• _EXERCISE DIRECTIONS_
Copy every line of the listing exactly.

• _INPUT ROWS_
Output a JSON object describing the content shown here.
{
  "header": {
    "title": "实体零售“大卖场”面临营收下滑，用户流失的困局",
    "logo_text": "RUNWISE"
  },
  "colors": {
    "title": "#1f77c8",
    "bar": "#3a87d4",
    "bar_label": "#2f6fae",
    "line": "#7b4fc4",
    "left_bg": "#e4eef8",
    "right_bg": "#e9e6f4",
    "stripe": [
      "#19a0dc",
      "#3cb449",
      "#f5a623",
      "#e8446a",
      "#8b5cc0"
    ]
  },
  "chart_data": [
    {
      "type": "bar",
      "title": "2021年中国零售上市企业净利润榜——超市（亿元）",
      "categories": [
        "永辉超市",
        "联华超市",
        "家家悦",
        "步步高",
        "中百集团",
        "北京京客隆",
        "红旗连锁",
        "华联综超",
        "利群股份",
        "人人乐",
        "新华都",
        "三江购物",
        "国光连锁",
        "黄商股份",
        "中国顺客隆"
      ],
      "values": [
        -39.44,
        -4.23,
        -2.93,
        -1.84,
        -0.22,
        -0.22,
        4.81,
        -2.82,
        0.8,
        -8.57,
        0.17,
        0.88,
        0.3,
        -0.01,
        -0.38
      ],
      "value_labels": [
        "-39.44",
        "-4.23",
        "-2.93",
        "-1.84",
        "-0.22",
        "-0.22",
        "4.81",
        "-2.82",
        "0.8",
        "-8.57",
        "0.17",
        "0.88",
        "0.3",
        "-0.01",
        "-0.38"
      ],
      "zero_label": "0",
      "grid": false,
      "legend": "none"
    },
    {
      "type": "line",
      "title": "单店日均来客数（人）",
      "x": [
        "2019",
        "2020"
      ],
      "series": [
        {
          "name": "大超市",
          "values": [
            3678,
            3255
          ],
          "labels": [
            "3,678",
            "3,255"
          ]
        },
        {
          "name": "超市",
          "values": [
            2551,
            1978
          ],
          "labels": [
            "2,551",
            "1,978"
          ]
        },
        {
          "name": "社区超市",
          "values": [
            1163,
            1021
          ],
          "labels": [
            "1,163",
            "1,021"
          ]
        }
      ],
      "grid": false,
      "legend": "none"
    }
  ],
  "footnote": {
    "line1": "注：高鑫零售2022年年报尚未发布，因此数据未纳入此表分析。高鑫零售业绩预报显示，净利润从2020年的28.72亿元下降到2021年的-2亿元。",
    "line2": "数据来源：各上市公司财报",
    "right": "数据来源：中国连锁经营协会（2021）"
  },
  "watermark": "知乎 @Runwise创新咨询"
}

• _OUTPUT_
Output a JSON object describing the content shown here.
{
  "header": {
    "title": "实体零售“大卖场”面临营收下滑，用户流失的困局",
    "logo_text": "RUNWISE"
  },
  "colors": {
    "title": "#1f77c8",
    "bar": "#3a87d4",
    "bar_label": "#2f6fae",
    "line": "#7b4fc4",
    "left_bg": "#e4eef8",
    "right_bg": "#e9e6f4",
    "stripe": [
      "#19a0dc",
      "#3cb449",
      "#f5a623",
      "#e8446a",
      "#8b5cc0"
    ]
  },
  "chart_data": [
    {
      "type": "bar",
      "title": "2021年中国零售上市企业净利润榜——超市（亿元）",
      "categories": [
        "永辉超市",
        "联华超市",
        "家家悦",
        "步步高",
        "中百集团",
        "北京京客隆",
        "红旗连锁",
        "华联综超",
        "利群股份",
        "人人乐",
        "新华都",
        "三江购物",
        "国光连锁",
        "黄商股份",
        "中国顺客隆"
      ],
      "values": [
        -39.44,
        -4.23,
        -2.93,
        -1.84,
        -0.22,
        -0.22,
        4.81,
        -2.82,
        0.8,
        -8.57,
        0.17,
        0.88,
        0.3,
        -0.01,
        -0.38
      ],
      "value_labels": [
        "-39.44",
        "-4.23",
        "-2.93",
        "-1.84",
        "-0.22",
        "-0.22",
        "4.81",
        "-2.82",
        "0.8",
        "-8.57",
        "0.17",
        "0.88",
        "0.3",
        "-0.01",
        "-0.38"
      ],
      "zero_label": "0",
      "grid": false,
      "legend": "none"
    },
    {
      "type": "line",
      "title": "单店日均来客数（人）",
      "x": [
        "2019",
        "2020"
      ],
      "series": [
        {
          "name": "大超市",
          "values": [
            3678,
            3255
          ],
          "labels": [
            "3,678",
            "3,255"
          ]
        },
        {
          "name": "超市",
          "values": [
            2551,
            1978
          ],
          "labels": [
            "2,551",
            "1,978"
          ]
        },
        {
          "name": "社区超市",
          "values": [
            1163,
            1021
          ],
          "labels": [
            "1,163",
            "1,021"
          ]
        }
      ],
      "grid": false,
      "legend": "none"
    }
  ],
  "footnote": {
    "line1": "注：高鑫零售2022年年报尚未发布，因此数据未纳入此表分析。高鑫零售业绩预报显示，净利润从2020年的28.72亿元下降到2021年的-2亿元。",
    "line2": "数据来源：各上市公司财报",
    "right": "数据来源：中国连锁经营协会（2021）"
  },
  "watermark": "知乎 @Runwise创新咨询"
}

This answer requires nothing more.